── Recorded data
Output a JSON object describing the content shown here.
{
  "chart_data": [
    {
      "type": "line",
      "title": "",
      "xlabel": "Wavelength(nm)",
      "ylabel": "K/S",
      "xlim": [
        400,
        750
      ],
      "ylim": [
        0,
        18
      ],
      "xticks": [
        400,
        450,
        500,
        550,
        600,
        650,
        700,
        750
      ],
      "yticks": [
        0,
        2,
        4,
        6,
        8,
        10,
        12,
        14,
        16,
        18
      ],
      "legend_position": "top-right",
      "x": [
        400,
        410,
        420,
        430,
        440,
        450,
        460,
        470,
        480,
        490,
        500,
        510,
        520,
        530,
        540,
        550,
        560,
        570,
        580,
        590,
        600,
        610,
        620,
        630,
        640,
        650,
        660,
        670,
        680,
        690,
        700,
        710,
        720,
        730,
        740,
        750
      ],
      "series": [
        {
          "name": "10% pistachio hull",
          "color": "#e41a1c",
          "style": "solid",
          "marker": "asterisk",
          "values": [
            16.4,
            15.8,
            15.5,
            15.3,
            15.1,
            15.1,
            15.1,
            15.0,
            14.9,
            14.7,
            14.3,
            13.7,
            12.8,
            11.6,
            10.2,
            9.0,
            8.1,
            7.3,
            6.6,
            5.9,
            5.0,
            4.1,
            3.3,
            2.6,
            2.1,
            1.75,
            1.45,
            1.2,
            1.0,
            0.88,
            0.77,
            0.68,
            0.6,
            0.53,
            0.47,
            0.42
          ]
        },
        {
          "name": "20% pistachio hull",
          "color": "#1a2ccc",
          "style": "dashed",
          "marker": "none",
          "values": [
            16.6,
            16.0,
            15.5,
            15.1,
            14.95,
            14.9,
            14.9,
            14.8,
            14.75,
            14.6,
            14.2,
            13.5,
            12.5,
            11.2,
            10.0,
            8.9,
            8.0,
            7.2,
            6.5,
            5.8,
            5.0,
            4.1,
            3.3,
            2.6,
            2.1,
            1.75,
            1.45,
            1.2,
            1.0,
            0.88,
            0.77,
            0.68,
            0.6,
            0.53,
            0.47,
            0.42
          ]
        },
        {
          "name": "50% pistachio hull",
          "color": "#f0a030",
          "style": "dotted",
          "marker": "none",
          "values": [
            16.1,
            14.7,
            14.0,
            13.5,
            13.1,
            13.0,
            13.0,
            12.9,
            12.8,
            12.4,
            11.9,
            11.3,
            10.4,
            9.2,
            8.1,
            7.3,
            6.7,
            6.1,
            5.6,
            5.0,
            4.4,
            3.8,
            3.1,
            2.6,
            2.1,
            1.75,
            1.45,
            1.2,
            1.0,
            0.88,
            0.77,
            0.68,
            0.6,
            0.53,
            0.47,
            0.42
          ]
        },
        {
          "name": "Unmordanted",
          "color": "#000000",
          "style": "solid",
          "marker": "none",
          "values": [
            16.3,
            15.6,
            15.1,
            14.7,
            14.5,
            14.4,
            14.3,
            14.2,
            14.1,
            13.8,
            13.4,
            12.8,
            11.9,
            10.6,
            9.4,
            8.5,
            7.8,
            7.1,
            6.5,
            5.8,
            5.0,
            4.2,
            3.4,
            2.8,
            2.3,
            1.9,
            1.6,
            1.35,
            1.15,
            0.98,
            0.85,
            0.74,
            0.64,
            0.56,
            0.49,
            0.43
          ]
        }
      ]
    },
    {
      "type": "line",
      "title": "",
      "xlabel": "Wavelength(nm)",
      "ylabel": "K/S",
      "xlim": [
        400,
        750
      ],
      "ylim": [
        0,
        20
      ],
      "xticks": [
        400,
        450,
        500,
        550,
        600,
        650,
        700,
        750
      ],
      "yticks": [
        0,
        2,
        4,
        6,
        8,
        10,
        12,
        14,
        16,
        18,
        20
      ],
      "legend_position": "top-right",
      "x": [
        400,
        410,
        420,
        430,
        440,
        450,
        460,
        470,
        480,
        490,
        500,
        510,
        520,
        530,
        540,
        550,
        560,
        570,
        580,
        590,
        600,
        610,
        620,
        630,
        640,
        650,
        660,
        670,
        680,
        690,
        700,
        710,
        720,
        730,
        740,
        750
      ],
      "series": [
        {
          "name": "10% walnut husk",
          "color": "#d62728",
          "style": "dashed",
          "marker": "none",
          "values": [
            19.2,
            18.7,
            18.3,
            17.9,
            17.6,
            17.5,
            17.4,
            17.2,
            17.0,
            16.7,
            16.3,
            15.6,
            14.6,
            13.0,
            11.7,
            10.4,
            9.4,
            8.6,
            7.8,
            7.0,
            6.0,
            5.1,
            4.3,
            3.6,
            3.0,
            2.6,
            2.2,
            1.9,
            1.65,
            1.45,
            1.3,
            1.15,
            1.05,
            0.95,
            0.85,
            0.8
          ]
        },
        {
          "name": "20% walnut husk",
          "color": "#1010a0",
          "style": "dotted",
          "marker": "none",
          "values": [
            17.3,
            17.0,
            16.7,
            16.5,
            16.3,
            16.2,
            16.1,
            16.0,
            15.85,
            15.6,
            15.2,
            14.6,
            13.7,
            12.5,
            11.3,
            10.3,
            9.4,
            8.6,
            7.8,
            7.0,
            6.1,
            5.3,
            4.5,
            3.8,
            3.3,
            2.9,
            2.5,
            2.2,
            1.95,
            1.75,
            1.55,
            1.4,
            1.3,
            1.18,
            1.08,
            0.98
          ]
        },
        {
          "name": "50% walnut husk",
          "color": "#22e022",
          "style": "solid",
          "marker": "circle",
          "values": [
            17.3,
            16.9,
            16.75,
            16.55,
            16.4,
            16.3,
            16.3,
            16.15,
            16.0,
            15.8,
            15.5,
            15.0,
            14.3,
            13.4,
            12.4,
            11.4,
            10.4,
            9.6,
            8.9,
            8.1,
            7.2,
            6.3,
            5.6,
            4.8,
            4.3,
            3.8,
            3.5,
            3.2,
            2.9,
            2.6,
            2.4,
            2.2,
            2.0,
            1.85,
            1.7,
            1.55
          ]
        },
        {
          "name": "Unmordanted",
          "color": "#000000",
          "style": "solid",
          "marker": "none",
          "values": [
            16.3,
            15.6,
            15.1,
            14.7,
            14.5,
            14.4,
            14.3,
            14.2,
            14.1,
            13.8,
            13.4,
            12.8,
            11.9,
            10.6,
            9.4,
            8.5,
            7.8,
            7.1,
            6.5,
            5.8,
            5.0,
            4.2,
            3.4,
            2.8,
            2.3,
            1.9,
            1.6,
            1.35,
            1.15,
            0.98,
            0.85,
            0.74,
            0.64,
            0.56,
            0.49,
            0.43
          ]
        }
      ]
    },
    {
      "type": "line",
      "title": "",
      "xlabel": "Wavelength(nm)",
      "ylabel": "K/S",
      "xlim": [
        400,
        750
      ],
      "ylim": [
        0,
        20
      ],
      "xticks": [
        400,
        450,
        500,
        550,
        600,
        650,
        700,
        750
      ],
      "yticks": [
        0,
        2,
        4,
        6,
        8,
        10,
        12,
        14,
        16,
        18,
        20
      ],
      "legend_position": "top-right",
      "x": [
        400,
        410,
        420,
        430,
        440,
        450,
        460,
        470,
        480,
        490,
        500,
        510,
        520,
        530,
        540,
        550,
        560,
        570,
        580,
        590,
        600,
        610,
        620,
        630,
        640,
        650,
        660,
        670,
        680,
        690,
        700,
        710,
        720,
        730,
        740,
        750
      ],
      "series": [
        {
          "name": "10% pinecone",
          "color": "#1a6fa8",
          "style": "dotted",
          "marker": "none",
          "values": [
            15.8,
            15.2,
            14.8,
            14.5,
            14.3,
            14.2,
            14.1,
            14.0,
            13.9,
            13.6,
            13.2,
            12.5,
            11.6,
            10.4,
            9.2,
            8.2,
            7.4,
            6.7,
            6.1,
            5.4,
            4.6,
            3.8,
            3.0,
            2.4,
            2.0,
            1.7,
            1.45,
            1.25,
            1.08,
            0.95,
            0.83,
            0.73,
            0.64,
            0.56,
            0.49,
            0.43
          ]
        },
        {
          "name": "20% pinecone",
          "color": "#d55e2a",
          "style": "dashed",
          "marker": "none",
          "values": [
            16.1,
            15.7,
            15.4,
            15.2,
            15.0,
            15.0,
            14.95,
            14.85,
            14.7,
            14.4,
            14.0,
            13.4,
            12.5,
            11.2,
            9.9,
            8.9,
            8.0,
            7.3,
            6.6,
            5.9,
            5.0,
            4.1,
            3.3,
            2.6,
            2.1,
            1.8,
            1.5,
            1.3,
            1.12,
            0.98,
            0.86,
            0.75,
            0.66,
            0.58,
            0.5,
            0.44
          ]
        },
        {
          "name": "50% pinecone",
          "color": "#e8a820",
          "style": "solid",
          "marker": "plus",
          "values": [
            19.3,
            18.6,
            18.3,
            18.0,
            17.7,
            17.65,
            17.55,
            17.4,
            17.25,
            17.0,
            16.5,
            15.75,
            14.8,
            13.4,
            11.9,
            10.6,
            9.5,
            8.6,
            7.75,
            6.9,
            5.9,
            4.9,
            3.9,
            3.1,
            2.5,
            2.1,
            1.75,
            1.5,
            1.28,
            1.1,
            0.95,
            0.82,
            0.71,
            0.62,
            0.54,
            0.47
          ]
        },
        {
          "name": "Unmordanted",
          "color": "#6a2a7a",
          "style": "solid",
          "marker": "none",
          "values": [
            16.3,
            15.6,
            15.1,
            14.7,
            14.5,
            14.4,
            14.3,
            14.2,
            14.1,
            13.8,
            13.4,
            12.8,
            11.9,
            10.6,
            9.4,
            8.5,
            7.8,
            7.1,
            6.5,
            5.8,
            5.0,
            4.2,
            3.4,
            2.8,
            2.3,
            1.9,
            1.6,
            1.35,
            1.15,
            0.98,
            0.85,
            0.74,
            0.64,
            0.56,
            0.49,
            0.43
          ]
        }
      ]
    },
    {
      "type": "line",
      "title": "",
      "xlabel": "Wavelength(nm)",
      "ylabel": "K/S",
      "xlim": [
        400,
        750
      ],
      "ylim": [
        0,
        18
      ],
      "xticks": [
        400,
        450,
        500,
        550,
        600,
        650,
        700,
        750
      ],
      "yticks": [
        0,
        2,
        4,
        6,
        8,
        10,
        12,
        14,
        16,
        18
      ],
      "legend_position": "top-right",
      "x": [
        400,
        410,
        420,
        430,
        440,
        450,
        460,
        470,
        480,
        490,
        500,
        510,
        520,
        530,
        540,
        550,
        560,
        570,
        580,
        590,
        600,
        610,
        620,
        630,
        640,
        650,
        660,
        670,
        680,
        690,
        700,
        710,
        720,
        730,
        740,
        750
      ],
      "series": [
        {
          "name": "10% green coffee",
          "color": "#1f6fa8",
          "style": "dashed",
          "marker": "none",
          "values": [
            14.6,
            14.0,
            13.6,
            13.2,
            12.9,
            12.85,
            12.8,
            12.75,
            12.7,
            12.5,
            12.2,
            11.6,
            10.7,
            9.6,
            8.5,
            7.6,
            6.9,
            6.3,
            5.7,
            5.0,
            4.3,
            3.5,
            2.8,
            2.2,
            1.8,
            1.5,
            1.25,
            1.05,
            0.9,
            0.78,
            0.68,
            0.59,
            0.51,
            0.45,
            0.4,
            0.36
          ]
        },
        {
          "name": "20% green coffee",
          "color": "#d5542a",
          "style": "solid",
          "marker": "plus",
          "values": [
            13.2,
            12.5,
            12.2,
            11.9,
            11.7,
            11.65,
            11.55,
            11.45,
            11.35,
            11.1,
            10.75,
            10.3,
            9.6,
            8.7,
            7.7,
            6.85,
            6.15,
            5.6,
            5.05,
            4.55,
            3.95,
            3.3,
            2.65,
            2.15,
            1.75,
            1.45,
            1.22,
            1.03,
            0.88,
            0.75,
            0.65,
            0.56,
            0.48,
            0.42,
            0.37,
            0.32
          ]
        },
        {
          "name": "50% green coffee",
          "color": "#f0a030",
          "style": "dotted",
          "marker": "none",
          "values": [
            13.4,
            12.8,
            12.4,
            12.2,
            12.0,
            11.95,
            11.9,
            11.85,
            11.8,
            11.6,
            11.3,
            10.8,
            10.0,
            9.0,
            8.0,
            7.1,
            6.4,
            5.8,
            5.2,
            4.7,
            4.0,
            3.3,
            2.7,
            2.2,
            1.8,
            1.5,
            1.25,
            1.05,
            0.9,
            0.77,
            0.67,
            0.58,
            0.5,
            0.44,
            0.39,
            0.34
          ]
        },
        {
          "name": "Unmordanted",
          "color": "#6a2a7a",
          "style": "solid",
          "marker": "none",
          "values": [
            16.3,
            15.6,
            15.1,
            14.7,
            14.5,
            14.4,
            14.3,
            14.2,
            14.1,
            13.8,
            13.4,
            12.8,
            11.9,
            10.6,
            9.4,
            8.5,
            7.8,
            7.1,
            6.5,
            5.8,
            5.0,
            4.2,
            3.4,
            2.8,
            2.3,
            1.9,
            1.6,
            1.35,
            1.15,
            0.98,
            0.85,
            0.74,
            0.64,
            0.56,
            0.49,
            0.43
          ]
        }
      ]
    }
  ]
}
────
_Stated task_: Where a line of the entries contains the word "husk", copy that line.

_Complete response_:
          "name": "10% walnut husk",
          "name": "20% walnut husk",
          "name": "50% walnut husk",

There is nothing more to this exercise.